### What you will do
Pictures should be excluded; otherwise, copy every entry exactly.

### Excerpted records
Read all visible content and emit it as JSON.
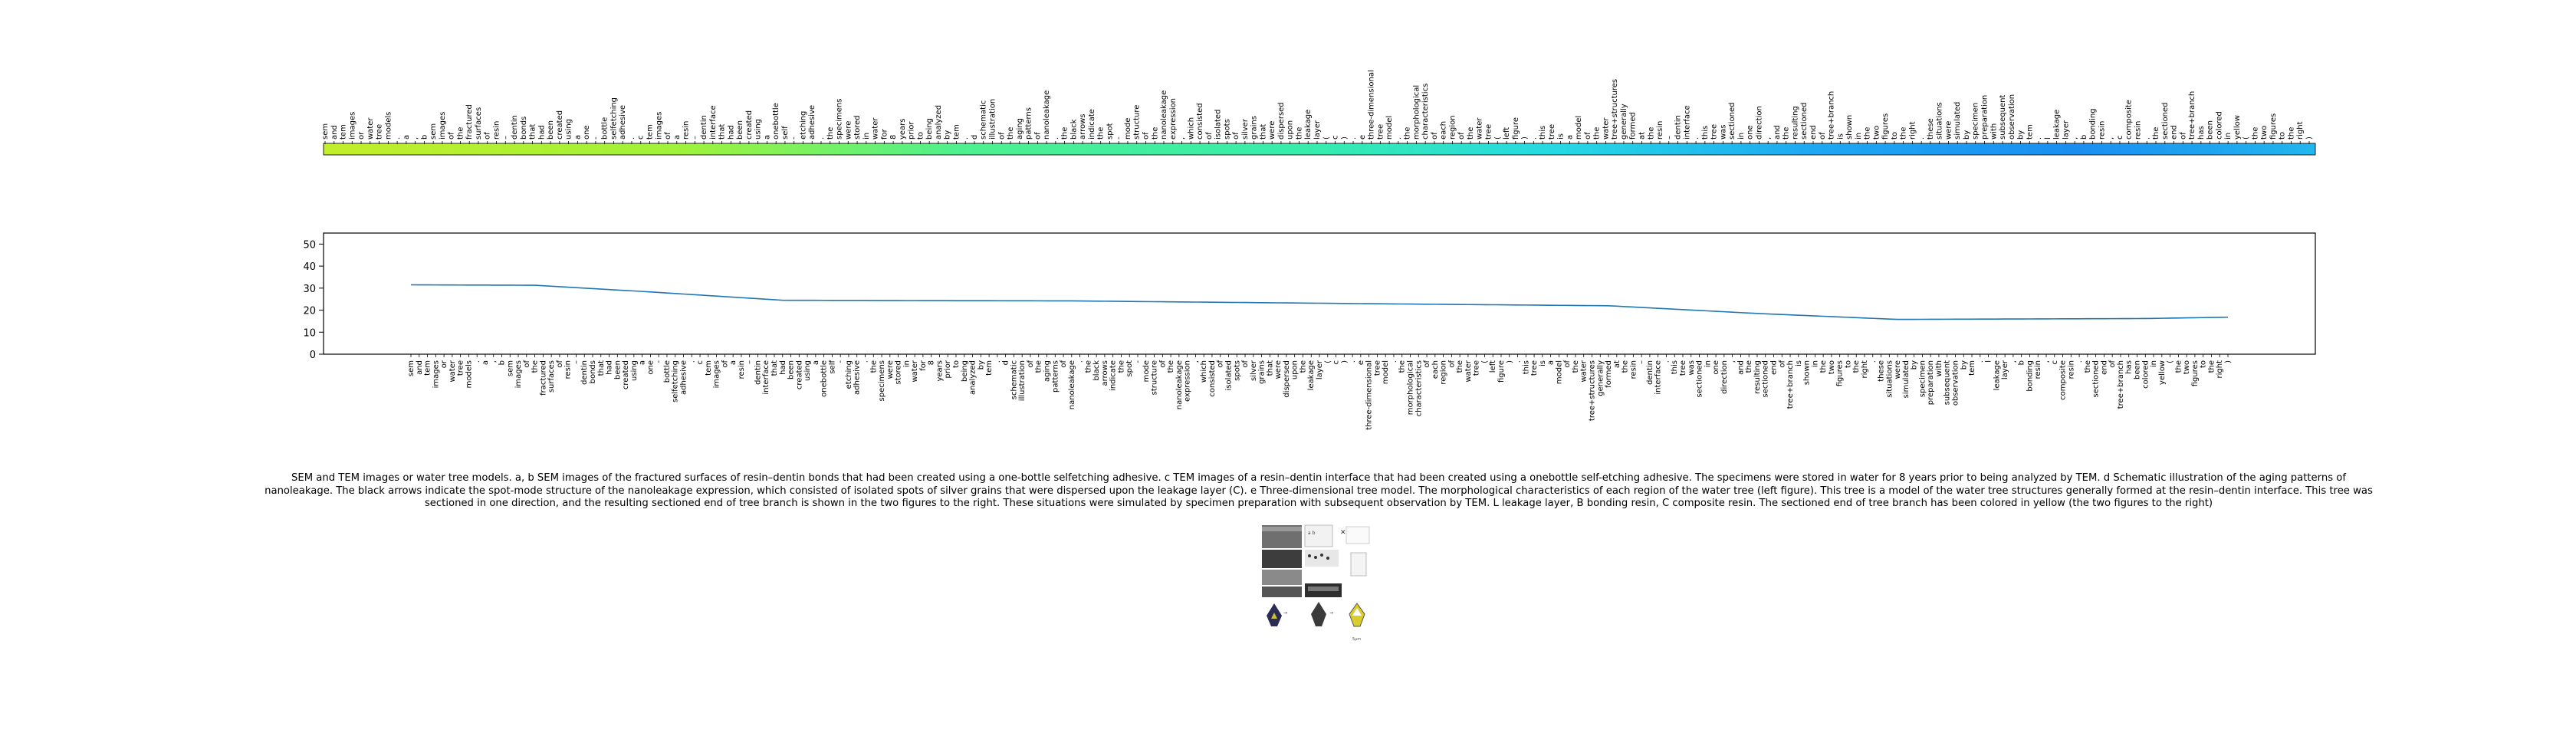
{
  "tokens": [
    "sem",
    "and",
    "tem",
    "images",
    "or",
    "water",
    "tree",
    "models",
    ".",
    "a",
    ",",
    "b",
    "sem",
    "images",
    "of",
    "the",
    "fractured",
    "surfaces",
    "of",
    "resin",
    "–",
    "dentin",
    "bonds",
    "that",
    "had",
    "been",
    "created",
    "using",
    "a",
    "one",
    "-",
    "bottle",
    "selfetching",
    "adhesive",
    ".",
    "c",
    "tem",
    "images",
    "of",
    "a",
    "resin",
    "–",
    "dentin",
    "interface",
    "that",
    "had",
    "been",
    "created",
    "using",
    "a",
    "onebottle",
    "self",
    "-",
    "etching",
    "adhesive",
    ".",
    "the",
    "specimens",
    "were",
    "stored",
    "in",
    "water",
    "for",
    "8",
    "years",
    "prior",
    "to",
    "being",
    "analyzed",
    "by",
    "tem",
    ".",
    "d",
    "schematic",
    "illustration",
    "of",
    "the",
    "aging",
    "patterns",
    "of",
    "nanoleakage",
    ".",
    "the",
    "black",
    "arrows",
    "indicate",
    "the",
    "spot",
    "-",
    "mode",
    "structure",
    "of",
    "the",
    "nanoleakage",
    "expression",
    ",",
    "which",
    "consisted",
    "of",
    "isolated",
    "spots",
    "of",
    "silver",
    "grains",
    "that",
    "were",
    "dispersed",
    "upon",
    "the",
    "leakage",
    "layer",
    "(",
    "c",
    ")",
    ".",
    "e",
    "three-dimensional",
    "tree",
    "model",
    ".",
    "the",
    "morphological",
    "characteristics",
    "of",
    "each",
    "region",
    "of",
    "the",
    "water",
    "tree",
    "(",
    "left",
    "figure",
    ")",
    ".",
    "this",
    "tree",
    "is",
    "a",
    "model",
    "of",
    "the",
    "water",
    "tree+structures",
    "generally",
    "formed",
    "at",
    "the",
    "resin",
    "–",
    "dentin",
    "interface",
    ".",
    "this",
    "tree",
    "was",
    "sectioned",
    "in",
    "one",
    "direction",
    ",",
    "and",
    "the",
    "resulting",
    "sectioned",
    "end",
    "of",
    "tree+branch",
    "is",
    "shown",
    "in",
    "the",
    "two",
    "figures",
    "to",
    "the",
    "right",
    ".",
    "these",
    "situations",
    "were",
    "simulated",
    "by",
    "specimen",
    "preparation",
    "with",
    "subsequent",
    "observation",
    "by",
    "tem",
    ".",
    "l",
    "leakage",
    "layer",
    ",",
    "b",
    "bonding",
    "resin",
    ",",
    "c",
    "composite",
    "resin",
    ".",
    "the",
    "sectioned",
    "end",
    "of",
    "tree+branch",
    "has",
    "been",
    "colored",
    "in",
    "yellow",
    "(",
    "the",
    "two",
    "figures",
    "to",
    "the",
    "right",
    ")"
  ],
  "chart_data": {
    "type": "line",
    "title": "",
    "xlabel": "",
    "ylabel": "",
    "ylim": [
      0,
      55
    ],
    "yticks": [
      0,
      10,
      20,
      30,
      40,
      50
    ],
    "grid": false,
    "x": [
      "sem",
      "and",
      "tem",
      "images",
      "or",
      "water",
      "tree",
      "models",
      ".",
      "a",
      ",",
      "b",
      "sem",
      "images",
      "of",
      "the",
      "fractured",
      "surfaces",
      "of",
      "resin",
      "–",
      "dentin",
      "bonds",
      "that",
      "had",
      "been",
      "created",
      "using",
      "a",
      "one",
      "-",
      "bottle",
      "selfetching",
      "adhesive",
      ".",
      "c",
      "tem",
      "images",
      "of",
      "a",
      "resin",
      "–",
      "dentin",
      "interface",
      "that",
      "had",
      "been",
      "created",
      "using",
      "a",
      "onebottle",
      "self",
      "-",
      "etching",
      "adhesive",
      ".",
      "the",
      "specimens",
      "were",
      "stored",
      "in",
      "water",
      "for",
      "8",
      "years",
      "prior",
      "to",
      "being",
      "analyzed",
      "by",
      "tem",
      ".",
      "d",
      "schematic",
      "illustration",
      "of",
      "the",
      "aging",
      "patterns",
      "of",
      "nanoleakage",
      ".",
      "the",
      "black",
      "arrows",
      "indicate",
      "the",
      "spot",
      "-",
      "mode",
      "structure",
      "of",
      "the",
      "nanoleakage",
      "expression",
      ",",
      "which",
      "consisted",
      "of",
      "isolated",
      "spots",
      "of",
      "silver",
      "grains",
      "that",
      "were",
      "dispersed",
      "upon",
      "the",
      "leakage",
      "layer",
      "(",
      "c",
      ")",
      ".",
      "e",
      "three-dimensional",
      "tree",
      "model",
      ".",
      "the",
      "morphological",
      "characteristics",
      "of",
      "each",
      "region",
      "of",
      "the",
      "water",
      "tree",
      "(",
      "left",
      "figure",
      ")",
      ".",
      "this",
      "tree",
      "is",
      "a",
      "model",
      "of",
      "the",
      "water",
      "tree+structures",
      "generally",
      "formed",
      "at",
      "the",
      "resin",
      "–",
      "dentin",
      "interface",
      ".",
      "this",
      "tree",
      "was",
      "sectioned",
      "in",
      "one",
      "direction",
      ",",
      "and",
      "the",
      "resulting",
      "sectioned",
      "end",
      "of",
      "tree+branch",
      "is",
      "shown",
      "in",
      "the",
      "two",
      "figures",
      "to",
      "the",
      "right",
      ".",
      "these",
      "situations",
      "were",
      "simulated",
      "by",
      "specimen",
      "preparation",
      "with",
      "subsequent",
      "observation",
      "by",
      "tem",
      ".",
      "l",
      "leakage",
      "layer",
      ",",
      "b",
      "bonding",
      "resin",
      ",",
      "c",
      "composite",
      "resin",
      ".",
      "the",
      "sectioned",
      "end",
      "of",
      "tree+branch",
      "has",
      "been",
      "colored",
      "in",
      "yellow",
      "(",
      "the",
      "two",
      "figures",
      "to",
      "the",
      "right",
      ")"
    ],
    "curve_knots": [
      {
        "token_index": 0,
        "value": 31.5
      },
      {
        "token_index": 15,
        "value": 31.3
      },
      {
        "token_index": 28,
        "value": 28.5
      },
      {
        "token_index": 45,
        "value": 24.5
      },
      {
        "token_index": 80,
        "value": 24.2
      },
      {
        "token_index": 120,
        "value": 22.8
      },
      {
        "token_index": 145,
        "value": 22.0
      },
      {
        "token_index": 163,
        "value": 18.5
      },
      {
        "token_index": 180,
        "value": 15.8
      },
      {
        "token_index": 210,
        "value": 16.2
      },
      {
        "token_index": 240,
        "value": 18.0
      },
      {
        "token_index": 244,
        "value": 17.2
      }
    ],
    "line_color": "#1f77b4"
  },
  "caption": "SEM and TEM images or water tree models. a, b SEM images of the fractured surfaces of resin–dentin bonds that had been created using a one-bottle selfetching adhesive. c TEM images of a resin–dentin interface that had been created using a onebottle self-etching adhesive. The specimens were stored in water for 8 years prior to being analyzed by TEM. d Schematic illustration of the aging patterns of nanoleakage. The black arrows indicate the spot-mode structure of the nanoleakage expression, which consisted of isolated spots of silver grains that were dispersed upon the leakage layer (C). e Three-dimensional tree model. The morphological characteristics of each region of the water tree (left figure). This tree is a model of the water tree structures generally formed at the resin–dentin interface. This tree was sectioned in one direction, and the resulting sectioned end of tree branch is shown in the two figures to the right. These situations were simulated by specimen preparation with subsequent observation by TEM. L leakage layer, B bonding resin, C composite resin. The sectioned end of tree branch has been colored in yellow (the two figures to the right)",
  "colors": {
    "strip_start": "#c2ee2a",
    "strip_mid": "#3ef0a2",
    "strip_end": "#1e90f5"
  }
}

### Solution to this problem
Read all visible content and emit it as JSON.
{
  "tokens": [
    "sem",
    "and",
    "tem",
    "images",
    "or",
    "water",
    "tree",
    "models",
    ".",
    "a",
    ",",
    "b",
    "sem",
    "images",
    "of",
    "the",
    "fractured",
    "surfaces",
    "of",
    "resin",
    "–",
    "dentin",
    "bonds",
    "that",
    "had",
    "been",
    "created",
    "using",
    "a",
    "one",
    "-",
    "bottle",
    "selfetching",
    "adhesive",
    ".",
    "c",
    "tem",
    "images",
    "of",
    "a",
    "resin",
    "–",
    "dentin",
    "interface",
    "that",
    "had",
    "been",
    "created",
    "using",
    "a",
    "onebottle",
    "self",
    "-",
    "etching",
    "adhesive",
    ".",
    "the",
    "specimens",
    "were",
    "stored",
    "in",
    "water",
    "for",
    "8",
    "years",
    "prior",
    "to",
    "being",
    "analyzed",
    "by",
    "tem",
    ".",
    "d",
    "schematic",
    "illustration",
    "of",
    "the",
    "aging",
    "patterns",
    "of",
    "nanoleakage",
    ".",
    "the",
    "black",
    "arrows",
    "indicate",
    "the",
    "spot",
    "-",
    "mode",
    "structure",
    "of",
    "the",
    "nanoleakage",
    "expression",
    ",",
    "which",
    "consisted",
    "of",
    "isolated",
    "spots",
    "of",
    "silver",
    "grains",
    "that",
    "were",
    "dispersed",
    "upon",
    "the",
    "leakage",
    "layer",
    "(",
    "c",
    ")",
    ".",
    "e",
    "three-dimensional",
    "tree",
    "model",
    ".",
    "the",
    "morphological",
    "characteristics",
    "of",
    "each",
    "region",
    "of",
    "the",
    "water",
    "tree",
    "(",
    "left",
    "figure",
    ")",
    ".",
    "this",
    "tree",
    "is",
    "a",
    "model",
    "of",
    "the",
    "water",
    "tree+structures",
    "generally",
    "formed",
    "at",
    "the",
    "resin",
    "–",
    "dentin",
    "interface",
    ".",
    "this",
    "tree",
    "was",
    "sectioned",
    "in",
    "one",
    "direction",
    ",",
    "and",
    "the",
    "resulting",
    "sectioned",
    "end",
    "of",
    "tree+branch",
    "is",
    "shown",
    "in",
    "the",
    "two",
    "figures",
    "to",
    "the",
    "right",
    ".",
    "these",
    "situations",
    "were",
    "simulated",
    "by",
    "specimen",
    "preparation",
    "with",
    "subsequent",
    "observation",
    "by",
    "tem",
    ".",
    "l",
    "leakage",
    "layer",
    ",",
    "b",
    "bonding",
    "resin",
    ",",
    "c",
    "composite",
    "resin",
    ".",
    "the",
    "sectioned",
    "end",
    "of",
    "tree+branch",
    "has",
    "been",
    "colored",
    "in",
    "yellow",
    "(",
    "the",
    "two",
    "figures",
    "to",
    "the",
    "right",
    ")"
  ],
  "chart_data": {
    "type": "line",
    "title": "",
    "xlabel": "",
    "ylabel": "",
    "ylim": [
      0,
      55
    ],
    "yticks": [
      0,
      10,
      20,
      30,
      40,
      50
    ],
    "grid": false,
    "x": [
      "sem",
      "and",
      "tem",
      "images",
      "or",
      "water",
      "tree",
      "models",
      ".",
      "a",
      ",",
      "b",
      "sem",
      "images",
      "of",
      "the",
      "fractured",
      "surfaces",
      "of",
      "resin",
      "–",
      "dentin",
      "bonds",
      "that",
      "had",
      "been",
      "created",
      "using",
      "a",
      "one",
      "-",
      "bottle",
      "selfetching",
      "adhesive",
      ".",
      "c",
      "tem",
      "images",
      "of",
      "a",
      "resin",
      "–",
      "dentin",
      "interface",
      "that",
      "had",
      "been",
      "created",
      "using",
      "a",
      "onebottle",
      "self",
      "-",
      "etching",
      "adhesive",
      ".",
      "the",
      "specimens",
      "were",
      "stored",
      "in",
      "water",
      "for",
      "8",
      "years",
      "prior",
      "to",
      "being",
      "analyzed",
      "by",
      "tem",
      ".",
      "d",
      "schematic",
      "illustration",
      "of",
      "the",
      "aging",
      "patterns",
      "of",
      "nanoleakage",
      ".",
      "the",
      "black",
      "arrows",
      "indicate",
      "the",
      "spot",
      "-",
      "mode",
      "structure",
      "of",
      "the",
      "nanoleakage",
      "expression",
      ",",
      "which",
      "consisted",
      "of",
      "isolated",
      "spots",
      "of",
      "silver",
      "grains",
      "that",
      "were",
      "dispersed",
      "upon",
      "the",
      "leakage",
      "layer",
      "(",
      "c",
      ")",
      ".",
      "e",
      "three-dimensional",
      "tree",
      "model",
      ".",
      "the",
      "morphological",
      "characteristics",
      "of",
      "each",
      "region",
      "of",
      "the",
      "water",
      "tree",
      "(",
      "left",
      "figure",
      ")",
      ".",
      "this",
      "tree",
      "is",
      "a",
      "model",
      "of",
      "the",
      "water",
      "tree+structures",
      "generally",
      "formed",
      "at",
      "the",
      "resin",
      "–",
      "dentin",
      "interface",
      ".",
      "this",
      "tree",
      "was",
      "sectioned",
      "in",
      "one",
      "direction",
      ",",
      "and",
      "the",
      "resulting",
      "sectioned",
      "end",
      "of",
      "tree+branch",
      "is",
      "shown",
      "in",
      "the",
      "two",
      "figures",
      "to",
      "the",
      "right",
      ".",
      "these",
      "situations",
      "were",
      "simulated",
      "by",
      "specimen",
      "preparation",
      "with",
      "subsequent",
      "observation",
      "by",
      "tem",
      ".",
      "l",
      "leakage",
      "layer",
      ",",
      "b",
      "bonding",
      "resin",
      ",",
      "c",
      "composite",
      "resin",
      ".",
      "the",
      "sectioned",
      "end",
      "of",
      "tree+branch",
      "has",
      "been",
      "colored",
      "in",
      "yellow",
      "(",
      "the",
      "two",
      "figures",
      "to",
      "the",
      "right",
      ")"
    ],
    "curve_knots": [
      {
        "token_index": 0,
        "value": 31.5
      },
      {
        "token_index": 15,
        "value": 31.3
      },
      {
        "token_index": 28,
        "value": 28.5
      },
      {
        "token_index": 45,
        "value": 24.5
      },
      {
        "token_index": 80,
        "value": 24.2
      },
      {
        "token_index": 120,
        "value": 22.8
      },
      {
        "token_index": 145,
        "value": 22.0
      },
      {
        "token_index": 163,
        "value": 18.5
      },
      {
        "token_index": 180,
        "value": 15.8
      },
      {
        "token_index": 210,
        "value": 16.2
      },
      {
        "token_index": 240,
        "value": 18.0
      },
      {
        "token_index": 244,
        "value": 17.2
      }
    ],
    "line_color": "#1f77b4"
  },
  "caption": "SEM and TEM images or water tree models. a, b SEM images of the fractured surfaces of resin–dentin bonds that had been created using a one-bottle selfetching adhesive. c TEM images of a resin–dentin interface that had been created using a onebottle self-etching adhesive. The specimens were stored in water for 8 years prior to being analyzed by TEM. d Schematic illustration of the aging patterns of nanoleakage. The black arrows indicate the spot-mode structure of the nanoleakage expression, which consisted of isolated spots of silver grains that were dispersed upon the leakage layer (C). e Three-dimensional tree model. The morphological characteristics of each region of the water tree (left figure). This tree is a model of the water tree structures generally formed at the resin–dentin interface. This tree was sectioned in one direction, and the resulting sectioned end of tree branch is shown in the two figures to the right. These situations were simulated by specimen preparation with subsequent observation by TEM. L leakage layer, B bonding resin, C composite resin. The sectioned end of tree branch has been colored in yellow (the two figures to the right)",
  "colors": {
    "strip_start": "#c2ee2a",
    "strip_mid": "#3ef0a2",
    "strip_end": "#1e90f5"
  }
}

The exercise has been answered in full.